_Given exercise:_ Show every line that has the string "JSON" in it.
— BEGIN —
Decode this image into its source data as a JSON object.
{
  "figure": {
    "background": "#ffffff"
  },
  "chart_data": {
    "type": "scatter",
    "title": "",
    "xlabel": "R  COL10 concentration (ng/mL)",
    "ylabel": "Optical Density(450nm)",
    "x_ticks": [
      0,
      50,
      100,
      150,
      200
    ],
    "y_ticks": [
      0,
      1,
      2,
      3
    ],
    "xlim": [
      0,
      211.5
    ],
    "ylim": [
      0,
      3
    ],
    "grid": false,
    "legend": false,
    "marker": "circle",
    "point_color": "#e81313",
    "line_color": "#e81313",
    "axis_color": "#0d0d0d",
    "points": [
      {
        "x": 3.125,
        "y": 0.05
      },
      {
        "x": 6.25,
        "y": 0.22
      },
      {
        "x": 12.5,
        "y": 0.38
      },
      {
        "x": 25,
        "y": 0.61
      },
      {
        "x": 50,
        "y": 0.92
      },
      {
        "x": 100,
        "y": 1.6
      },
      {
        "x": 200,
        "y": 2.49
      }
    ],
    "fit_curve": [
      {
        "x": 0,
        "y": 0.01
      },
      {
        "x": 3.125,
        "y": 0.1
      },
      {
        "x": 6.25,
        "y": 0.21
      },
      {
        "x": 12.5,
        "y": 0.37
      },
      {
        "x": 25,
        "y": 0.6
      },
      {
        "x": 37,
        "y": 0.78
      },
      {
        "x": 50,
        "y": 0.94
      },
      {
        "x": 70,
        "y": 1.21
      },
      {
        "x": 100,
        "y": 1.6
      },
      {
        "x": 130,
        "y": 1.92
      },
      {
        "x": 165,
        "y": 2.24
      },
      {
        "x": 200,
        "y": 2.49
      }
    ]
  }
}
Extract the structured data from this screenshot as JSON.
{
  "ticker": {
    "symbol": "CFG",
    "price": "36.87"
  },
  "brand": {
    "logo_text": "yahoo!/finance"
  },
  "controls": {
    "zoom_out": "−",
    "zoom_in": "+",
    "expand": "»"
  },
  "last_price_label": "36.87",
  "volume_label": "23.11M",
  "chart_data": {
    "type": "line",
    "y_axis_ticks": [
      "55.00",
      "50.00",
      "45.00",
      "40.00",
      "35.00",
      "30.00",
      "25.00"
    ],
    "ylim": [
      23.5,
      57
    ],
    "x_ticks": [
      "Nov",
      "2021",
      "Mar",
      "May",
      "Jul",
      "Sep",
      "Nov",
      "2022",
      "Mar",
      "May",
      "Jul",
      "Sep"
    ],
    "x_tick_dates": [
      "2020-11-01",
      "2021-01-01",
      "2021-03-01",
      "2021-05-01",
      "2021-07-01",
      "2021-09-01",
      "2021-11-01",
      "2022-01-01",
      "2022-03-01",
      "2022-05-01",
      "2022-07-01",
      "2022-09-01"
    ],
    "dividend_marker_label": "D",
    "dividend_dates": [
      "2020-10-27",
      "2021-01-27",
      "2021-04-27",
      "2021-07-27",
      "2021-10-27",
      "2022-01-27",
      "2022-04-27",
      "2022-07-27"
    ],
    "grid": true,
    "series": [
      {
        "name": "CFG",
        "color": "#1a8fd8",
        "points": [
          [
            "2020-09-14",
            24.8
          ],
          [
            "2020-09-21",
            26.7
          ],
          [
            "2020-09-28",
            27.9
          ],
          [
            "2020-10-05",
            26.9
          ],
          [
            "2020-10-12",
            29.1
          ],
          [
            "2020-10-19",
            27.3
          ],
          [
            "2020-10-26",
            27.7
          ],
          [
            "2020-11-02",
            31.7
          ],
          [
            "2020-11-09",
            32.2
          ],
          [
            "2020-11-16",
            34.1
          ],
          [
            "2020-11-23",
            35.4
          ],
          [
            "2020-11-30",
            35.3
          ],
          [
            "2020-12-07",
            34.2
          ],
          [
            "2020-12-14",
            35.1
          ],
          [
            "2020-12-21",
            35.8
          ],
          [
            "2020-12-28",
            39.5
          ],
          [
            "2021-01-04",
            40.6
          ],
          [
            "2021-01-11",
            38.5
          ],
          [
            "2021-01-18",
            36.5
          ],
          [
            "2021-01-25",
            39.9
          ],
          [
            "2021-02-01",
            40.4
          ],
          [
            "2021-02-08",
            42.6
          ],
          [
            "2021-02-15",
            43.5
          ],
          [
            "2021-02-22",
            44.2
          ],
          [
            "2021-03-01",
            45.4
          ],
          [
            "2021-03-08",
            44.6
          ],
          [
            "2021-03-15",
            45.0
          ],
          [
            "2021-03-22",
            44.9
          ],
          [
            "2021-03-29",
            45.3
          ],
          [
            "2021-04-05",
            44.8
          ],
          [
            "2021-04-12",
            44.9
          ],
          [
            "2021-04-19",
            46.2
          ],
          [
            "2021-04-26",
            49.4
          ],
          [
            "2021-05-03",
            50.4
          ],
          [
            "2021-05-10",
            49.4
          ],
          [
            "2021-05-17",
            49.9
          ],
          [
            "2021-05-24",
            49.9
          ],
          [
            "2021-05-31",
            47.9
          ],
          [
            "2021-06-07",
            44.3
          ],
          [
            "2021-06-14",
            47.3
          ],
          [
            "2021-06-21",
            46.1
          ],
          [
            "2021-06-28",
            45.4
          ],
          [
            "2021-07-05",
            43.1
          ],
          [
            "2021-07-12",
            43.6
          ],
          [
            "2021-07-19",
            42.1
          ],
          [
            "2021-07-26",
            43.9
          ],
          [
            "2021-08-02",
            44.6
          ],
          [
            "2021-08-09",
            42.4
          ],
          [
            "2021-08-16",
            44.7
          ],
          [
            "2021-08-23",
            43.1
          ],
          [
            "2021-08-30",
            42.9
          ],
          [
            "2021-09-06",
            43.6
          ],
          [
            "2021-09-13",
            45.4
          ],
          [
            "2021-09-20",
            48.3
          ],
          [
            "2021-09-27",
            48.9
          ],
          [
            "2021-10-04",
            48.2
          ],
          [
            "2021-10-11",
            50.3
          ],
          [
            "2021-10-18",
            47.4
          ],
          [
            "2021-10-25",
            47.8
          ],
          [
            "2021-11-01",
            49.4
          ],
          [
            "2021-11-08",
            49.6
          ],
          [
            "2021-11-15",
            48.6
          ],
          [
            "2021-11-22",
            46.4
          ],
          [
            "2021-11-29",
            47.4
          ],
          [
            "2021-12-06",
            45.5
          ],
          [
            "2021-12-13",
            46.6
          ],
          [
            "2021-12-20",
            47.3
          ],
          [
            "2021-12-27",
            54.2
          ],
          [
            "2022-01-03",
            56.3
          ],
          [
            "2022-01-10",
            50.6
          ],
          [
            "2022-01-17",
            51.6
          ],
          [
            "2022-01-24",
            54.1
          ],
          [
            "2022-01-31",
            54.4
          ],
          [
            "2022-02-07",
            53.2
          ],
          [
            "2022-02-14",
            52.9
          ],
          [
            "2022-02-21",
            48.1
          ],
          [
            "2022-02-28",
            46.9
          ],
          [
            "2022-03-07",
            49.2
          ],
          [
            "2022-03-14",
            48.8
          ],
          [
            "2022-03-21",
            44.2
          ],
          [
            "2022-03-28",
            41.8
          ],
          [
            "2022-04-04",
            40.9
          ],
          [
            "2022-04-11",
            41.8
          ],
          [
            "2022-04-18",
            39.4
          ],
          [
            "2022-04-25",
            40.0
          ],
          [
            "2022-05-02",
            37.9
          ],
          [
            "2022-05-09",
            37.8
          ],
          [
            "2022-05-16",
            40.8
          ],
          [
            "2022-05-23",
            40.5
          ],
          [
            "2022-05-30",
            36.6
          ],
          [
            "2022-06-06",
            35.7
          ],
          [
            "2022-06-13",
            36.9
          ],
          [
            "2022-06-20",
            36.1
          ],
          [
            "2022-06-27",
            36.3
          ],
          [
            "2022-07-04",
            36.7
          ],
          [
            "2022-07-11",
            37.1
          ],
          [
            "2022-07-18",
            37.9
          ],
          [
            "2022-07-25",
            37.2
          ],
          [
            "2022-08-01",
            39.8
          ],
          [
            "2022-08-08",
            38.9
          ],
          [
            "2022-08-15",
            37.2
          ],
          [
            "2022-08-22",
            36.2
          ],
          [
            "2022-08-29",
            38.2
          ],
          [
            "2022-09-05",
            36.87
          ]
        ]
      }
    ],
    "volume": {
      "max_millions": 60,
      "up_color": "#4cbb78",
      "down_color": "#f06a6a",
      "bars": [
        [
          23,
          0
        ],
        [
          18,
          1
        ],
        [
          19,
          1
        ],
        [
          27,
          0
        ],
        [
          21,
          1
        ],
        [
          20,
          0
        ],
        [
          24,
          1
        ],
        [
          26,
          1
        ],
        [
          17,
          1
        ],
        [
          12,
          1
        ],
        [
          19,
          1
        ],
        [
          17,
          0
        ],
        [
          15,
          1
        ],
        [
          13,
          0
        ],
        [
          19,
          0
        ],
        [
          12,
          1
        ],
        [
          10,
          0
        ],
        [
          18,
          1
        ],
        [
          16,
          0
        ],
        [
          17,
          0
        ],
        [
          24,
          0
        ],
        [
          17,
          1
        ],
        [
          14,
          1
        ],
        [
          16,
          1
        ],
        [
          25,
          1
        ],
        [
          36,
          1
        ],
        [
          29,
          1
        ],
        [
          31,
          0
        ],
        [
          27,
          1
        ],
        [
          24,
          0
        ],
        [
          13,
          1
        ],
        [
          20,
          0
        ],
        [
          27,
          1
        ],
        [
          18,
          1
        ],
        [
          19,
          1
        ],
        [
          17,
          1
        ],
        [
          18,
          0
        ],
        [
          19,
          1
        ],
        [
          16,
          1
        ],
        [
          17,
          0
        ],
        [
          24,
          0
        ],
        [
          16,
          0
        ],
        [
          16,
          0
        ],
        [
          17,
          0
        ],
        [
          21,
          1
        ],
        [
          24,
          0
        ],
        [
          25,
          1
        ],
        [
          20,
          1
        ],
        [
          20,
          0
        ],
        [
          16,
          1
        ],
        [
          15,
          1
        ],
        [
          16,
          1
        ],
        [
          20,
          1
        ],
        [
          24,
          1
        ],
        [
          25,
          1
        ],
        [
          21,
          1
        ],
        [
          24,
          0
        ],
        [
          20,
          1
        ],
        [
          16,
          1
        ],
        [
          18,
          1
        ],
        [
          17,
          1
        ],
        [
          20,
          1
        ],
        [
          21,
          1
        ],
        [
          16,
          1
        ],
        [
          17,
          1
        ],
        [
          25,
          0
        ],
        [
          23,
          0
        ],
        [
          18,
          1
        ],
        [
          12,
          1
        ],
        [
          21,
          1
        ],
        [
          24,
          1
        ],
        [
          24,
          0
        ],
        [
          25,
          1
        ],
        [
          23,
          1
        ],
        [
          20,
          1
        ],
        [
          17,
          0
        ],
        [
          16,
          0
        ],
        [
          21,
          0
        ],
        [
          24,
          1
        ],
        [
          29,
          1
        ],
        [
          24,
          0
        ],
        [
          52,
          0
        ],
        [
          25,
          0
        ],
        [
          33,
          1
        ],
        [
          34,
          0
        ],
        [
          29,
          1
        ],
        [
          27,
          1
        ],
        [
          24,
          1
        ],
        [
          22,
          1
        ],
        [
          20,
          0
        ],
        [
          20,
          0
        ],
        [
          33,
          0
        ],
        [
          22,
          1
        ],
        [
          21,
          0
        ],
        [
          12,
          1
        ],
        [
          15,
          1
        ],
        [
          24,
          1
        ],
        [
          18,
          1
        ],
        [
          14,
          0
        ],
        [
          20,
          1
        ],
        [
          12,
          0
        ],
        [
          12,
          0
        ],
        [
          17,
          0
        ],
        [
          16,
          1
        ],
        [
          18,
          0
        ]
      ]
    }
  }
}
— END —
_Result below:_
Decode this image into its source data as a JSON object.
Extract the structured data from this screenshot as JSON.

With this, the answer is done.